:: Travail à faire ::
1. Dans l'extrait sur le choix des prénoms, quelle loi a abrogé la loi du 11 germinal an XI ?
2. Prolongez l'extrait sur le choix des prénoms à partir de sa dernière phrase.

::: Extrait source :::

Le rôle de l’officier de l’état civil dans le choix des prénoms
Le prénom est un élément d’identification permettant de distinguer les personnes d’une même famille. L’attribution d’au moins un prénom est donc obligatoire sans qu’une limitation dans le nombre soit fixée par les textes. Depuis une loi du 8 janvier 1993, les parents jouissent d’une assez grande liberté dans le choix des prénoms, ce qui peut parfois conduire à certaines dérives (1). Si l’officier de l’état civil qui reçoit la déclaration ne peut jamais refuser d’inscrire un prénom, il joue en revanche le rôle d’alerte auprès du procureur de la République lorsqu’il considère qu’un choix peut porter atteinte « au droit des tiers à voir protéger leur nom de famille » ou être contraire à « l’intérêt de l’enfant ». Si le procureur suit l’avis de l’officier de l’état civil, c’est le juge qui se prononcera sur le maintien ou la suppression du prénom litigieux (2).
1. D’un choix restreint à une grande liberté des parents dans le choix des prénoms
À l’origine, le choix des prénoms était assez limité puisque la loi du 11 germinal an XI imposait que ceux-ci soient choisis parmi les noms d’usage des différents calendriers et ceux des personnages connus de l’histoire ancienne. La loi n° 93-22 du 8 janvier 1993 modifiant le Code civil relative à l'état civil, à la famille et aux droits de l'enfant et instituant le juge aux affaires familiales a abrogé la loi du 11 germinal an XI en instituant, par la modification de l’article 57 du Code civil, le principe de la liberté de choix par les parents : « Les prénoms de l’enfant sont choisis par ses père et mère. La femme qui a demandé le secret de son identité lors de l’accouchement peut faire connaître les prénoms qu’elle souhaite voir attribuer à l’enfant. À défaut, ou lorsque les parents de celui-ci ne sont pas connus, l’officier d’état civil choisit trois prénoms dont le dernier tient lieu de nom de famille à l’enfant. » Cette liberté a entraîné ces dernières années une véritable explosion du nombre de prénoms différents donnés aux enfants. En effet, les parents ne manquent pas d’imagination pour modifier l’orthographe de prénoms existants voire même en créer par la « fusion » de 2 ou 3 prénoms par exemple. Ces pratiques peuvent parfois provoquer des dérives car certains parents ne se donnent plus aucune limite. L’article 57 donne dans ce cas la possibilité à l’officier de l’état civil d’intervenir : « Lorsque ces prénoms ou l'un d'eux, seul ou associé aux autres prénoms ou au nom, lui paraissent contraires à l'intérêt de l'enfant ou au droit des tiers à voir protéger leur nom de famille, l'officier de l'état civil en avise sans délai le procureur de la République. Celui-ci peut saisir le juge aux affaires familiales. » Même s’ils lui apparaissent contraires aux limites posées par le législateur, l’officier de l’état civil est tenu d’inscrire dans l’acte de naissance le ou les prénom(s) choisis par les parents, mais il peut informer le déclarant de son intention de saisir le procureur de la République compétent en raison du lieu où l’acte de naissance a été dressé.

::: Documents sources :::

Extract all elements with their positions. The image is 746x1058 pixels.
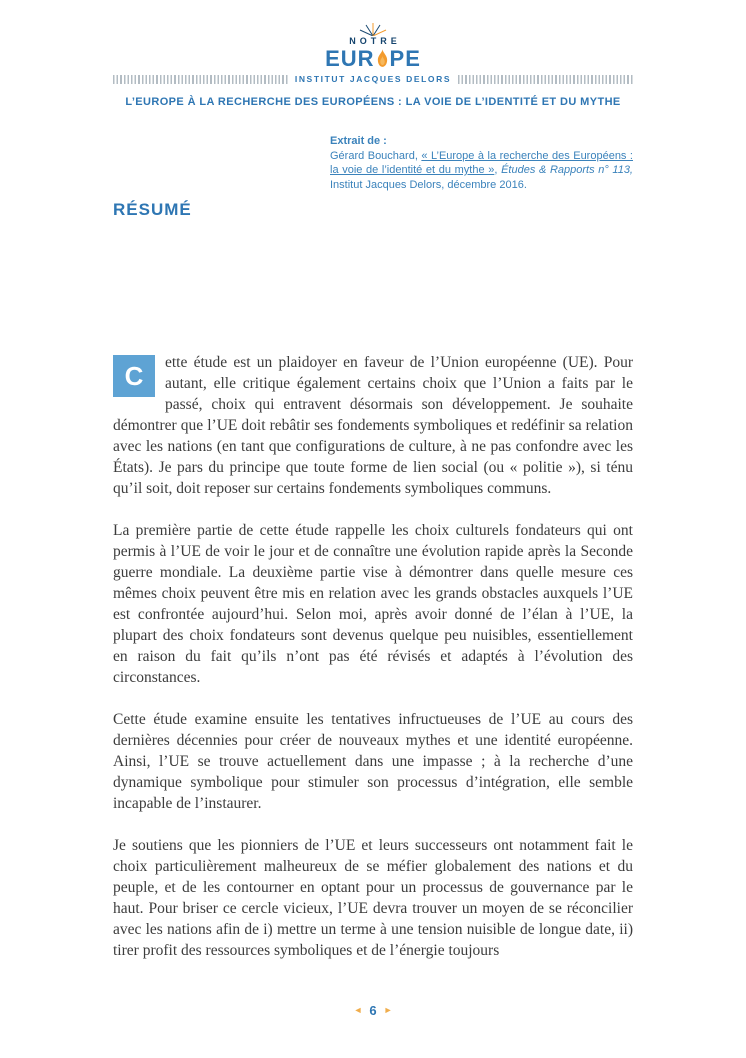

:::

:: Corrigé des exercices ::
1. La loi n° 93-22 du 8 janvier 1993.

2.
2. L’appréciation de « l’intérêt de l’enfant »
Comment apprécier la notion d’« intérêt de l’enfant » sans que des considérations personnelles entrent en considération ? La rubrique n° 81 de la circulaire du 28 octobre 2011 relative aux règles particulières à divers actes de l’état civil relatifs à la naissance et à la filiation donne certaines indications quant aux situations qui pourraient amener l’officier de l’état civil à informer le procureur :
- prénoms ayant une apparence ou une consonance ridicule, péjorative ou grossière, ceux difficiles à porter en raison de leur complexité ou de la référence à un personnage déconsidéré dans l’histoire, ou encore de vocables de pure fantaisie ;
- la préservation du droit des tiers à voir protéger leur nom de famille conformément aux principes dégagés par la jurisprudence ; ne peuvent ainsi être choisis comme prénoms, des noms de famille dont l’usage constituerait une usurpation ;
- les règles de dévolution du nom de famille : il ne peut être attribué à l’enfant comme prénom le nom du parent qui ne lui a pas été transmis.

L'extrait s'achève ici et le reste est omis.